**Stored items from a collection:**
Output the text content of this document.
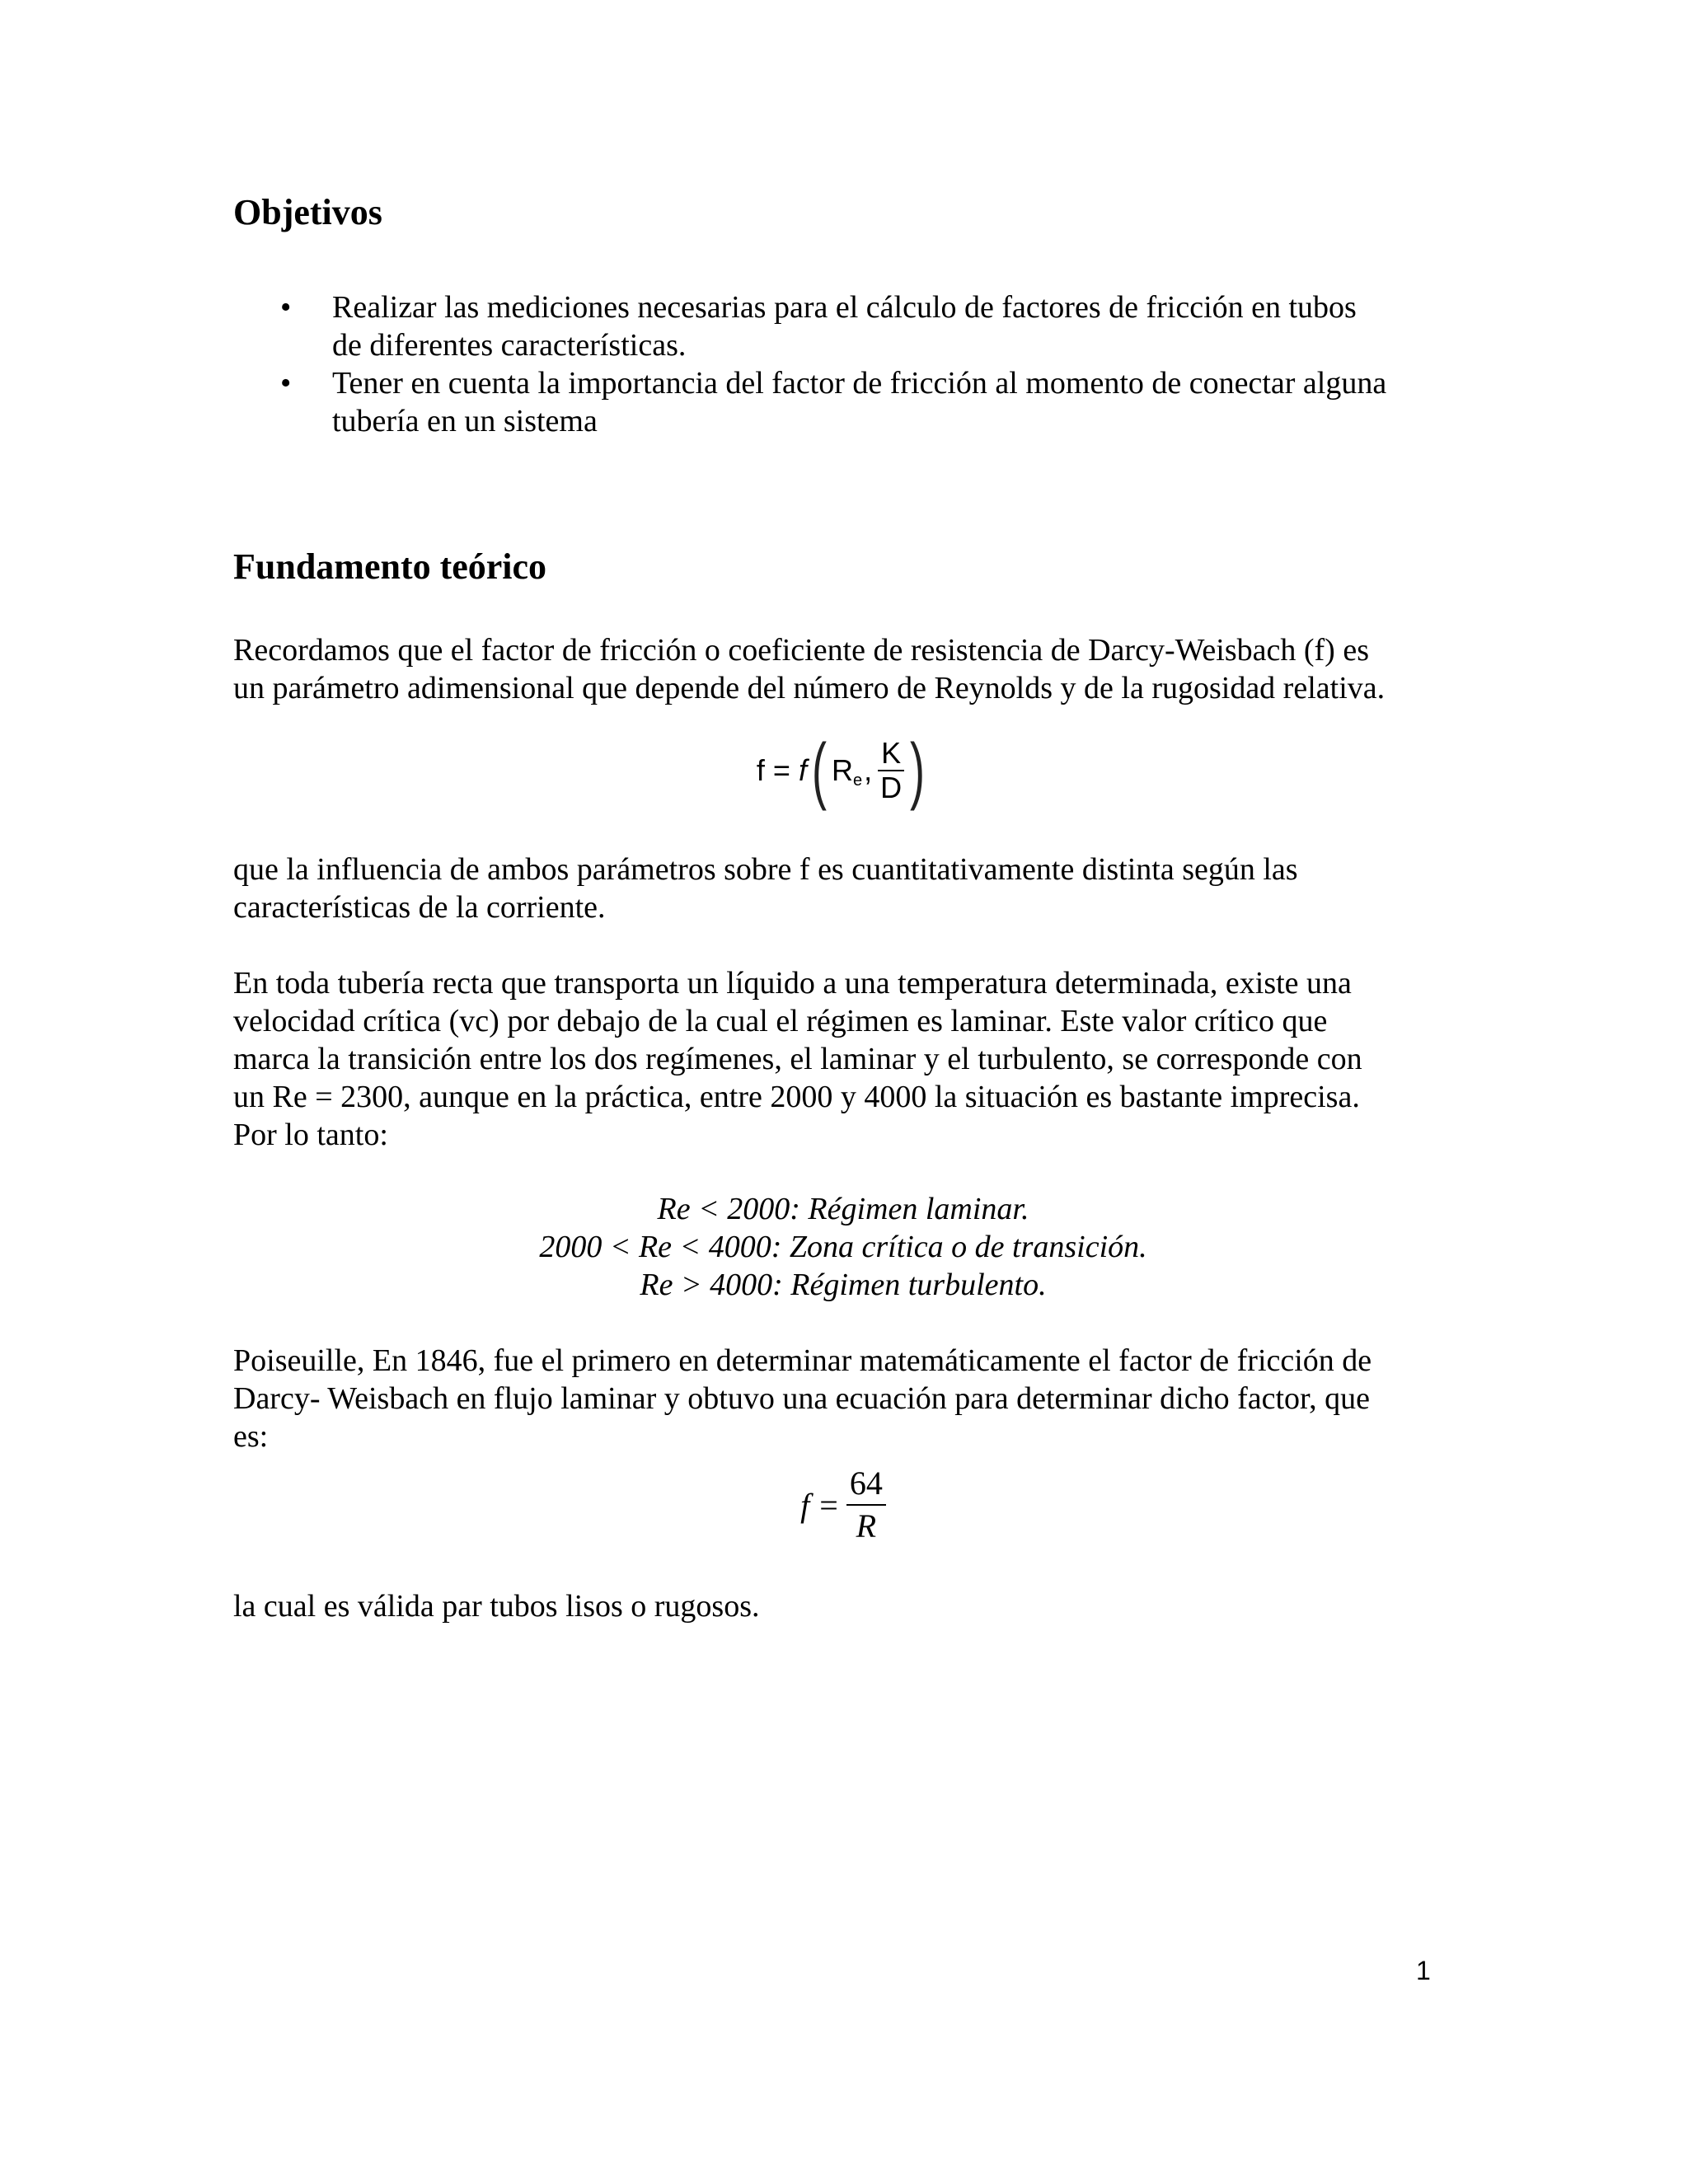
Objetivos
• Realizar las mediciones necesarias para el cálculo de factores de fricción en tubos
de diferentes características.
• Tener en cuenta la importancia del factor de fricción al momento de conectar alguna
tubería en un sistema
Fundamento teórico

Recordamos que el factor de fricción o coeficiente de resistencia de Darcy-Weisbach (f) es
un parámetro adimensional que depende del número de Reynolds y de la rugosidad relativa.

f = f ( R e , $\frac{K}{D}$ )

que la influencia de ambos parámetros sobre f es cuantitativamente distinta según las
características de la corriente.

En toda tubería recta que transporta un líquido a una temperatura determinada, existe una
velocidad crítica (vc) por debajo de la cual el régimen es laminar. Este valor crítico que
marca la transición entre los dos regímenes, el laminar y el turbulento, se corresponde con
un Re = 2300, aunque en la práctica, entre 2000 y 4000 la situación es bastante imprecisa.
Por lo tanto:

Re < 2000: Régimen laminar.
2000 < Re < 4000: Zona crítica o de transición.
Re > 4000: Régimen turbulento.

Poiseuille, En 1846, fue el primero en determinar matemáticamente el factor de fricción de
Darcy- Weisbach en flujo laminar y obtuvo una ecuación para determinar dicho factor, que
es:

$f = \frac{64}{R}$

la cual es válida par tubos lisos o rugosos.

1
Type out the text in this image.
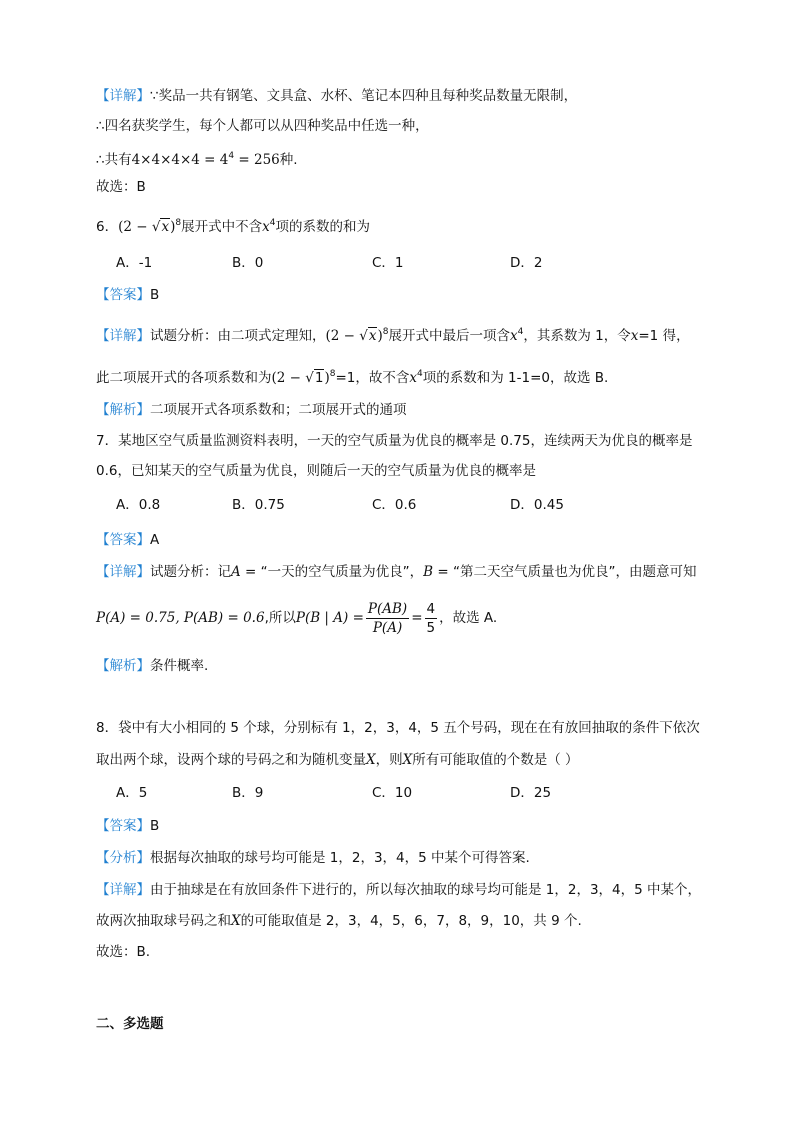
【详解】∵奖品一共有钢笔、文具盒、水杯、笔记本四种且每种奖品数量无限制，
∴四名获奖学生，每个人都可以从四种奖品中任选一种，
∴共有$4\times 4\times 4\times 4 = 4^4 = 256$种.
故选：B
6．$(2 - √x)^8$展开式中不含$x^4$项的系数的和为
A．-1	B．0	C．1	D．2
【答案】B
【详解】试题分析：由二项式定理知，$(2 - √x)^8$展开式中最后一项含$x^4$，其系数为 1，令x=1 得，
此二项展开式的各项系数和为$(2 - √1)^8=1$，故不含$x^4$项的系数和为 1-1=0，故选 B.
【解析】二项展开式各项系数和；二项展开式的通项
7．某地区空气质量监测资料表明，一天的空气质量为优良的概率是 0.75，连续两天为优良的概率是
0.6，已知某天的空气质量为优良，则随后一天的空气质量为优良的概率是
A．0.8	B．0.75	C．0.6	D．0.45
【答案】A
【详解】试题分析：记A = “一天的空气质量为优良”，B = “第二天空气质量也为优良”，由题意可知
P(A) = 0.75, P(AB) = 0.6,所以P(B | $A) = \frac{P(AB)}{P(A)} = \frac{4}{5}$ ，故选 A.
【解析】条件概率.
8．袋中有大小相同的 5 个球，分别标有 1，2，3，4，5 五个号码，现在在有放回抽取的条件下依次
取出两个球，设两个球的号码之和为随机变量X，则X所有可能取值的个数是（ ）
A．5	B．9	C．10	D．25
【答案】B
【分析】根据每次抽取的球号均可能是 1，2，3，4，5 中某个可得答案.
【详解】由于抽球是在有放回条件下进行的，所以每次抽取的球号均可能是 1，2，3，4，5 中某个，
故两次抽取球号码之和X的可能取值是 2，3，4，5，6，7，8，9，10，共 9 个.
故选：B.
二、多选题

**Aim of the task:** Pull out each line of the listing that holds the string "Darcy".

**Full solution:**
Recordamos que el factor de fricción o coeficiente de resistencia de Darcy-Weisbach (f) es
Darcy- Weisbach en flujo laminar y obtuvo una ecuación para determinar dicho factor, que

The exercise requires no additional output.